**Task instructions:** Each entry that follows is to be retyped exactly. Pictures do not belong in the copy.

[Stored data entries]
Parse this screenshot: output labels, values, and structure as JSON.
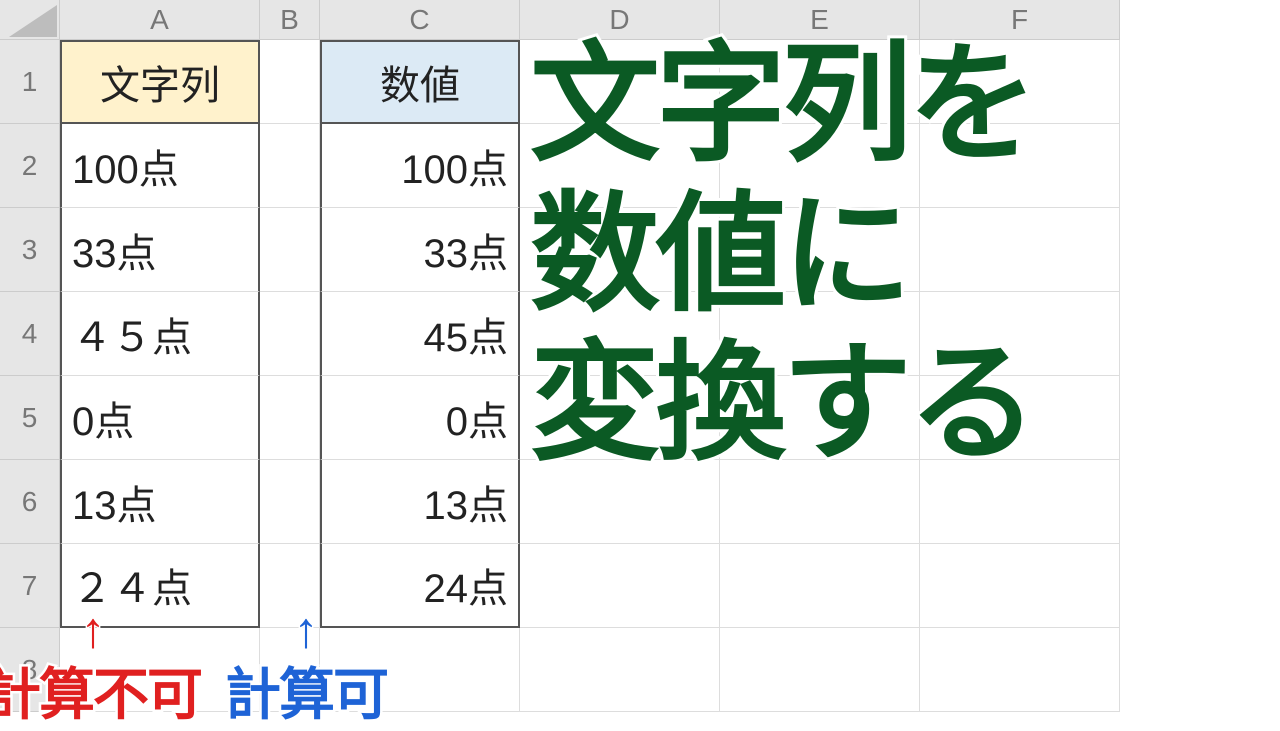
{
  "columns": [
    "A",
    "B",
    "C",
    "D",
    "E",
    "F"
  ],
  "rows": [
    "1",
    "2",
    "3",
    "4",
    "5",
    "6",
    "7",
    "8"
  ],
  "headers": {
    "A1": "文字列",
    "C1": "数値"
  },
  "data": {
    "A": [
      "100点",
      "33点",
      "４５点",
      "0点",
      "13点",
      "２４点"
    ],
    "C": [
      "100点",
      "33点",
      "45点",
      "0点",
      "13点",
      "24点"
    ]
  },
  "overlay_title": "文字列を\n数値に\n変換する",
  "annotations": {
    "red": {
      "arrow": "↑",
      "label": "計算不可"
    },
    "blue": {
      "arrow": "↑",
      "label": "計算可"
    }
  }
}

**Written solution:**
Parse this screenshot: output labels, values, and structure as JSON.
{
  "columns": [
    "A",
    "B",
    "C",
    "D",
    "E",
    "F"
  ],
  "rows": [
    "1",
    "2",
    "3",
    "4",
    "5",
    "6",
    "7",
    "8"
  ],
  "headers": {
    "A1": "文字列",
    "C1": "数値"
  },
  "data": {
    "A": [
      "100点",
      "33点",
      "４５点",
      "0点",
      "13点",
      "２４点"
    ],
    "C": [
      "100点",
      "33点",
      "45点",
      "0点",
      "13点",
      "24点"
    ]
  },
  "overlay_title": "文字列を\n数値に\n変換する",
  "annotations": {
    "red": {
      "arrow": "↑",
      "label": "計算不可"
    },
    "blue": {
      "arrow": "↑",
      "label": "計算可"
    }
  }
}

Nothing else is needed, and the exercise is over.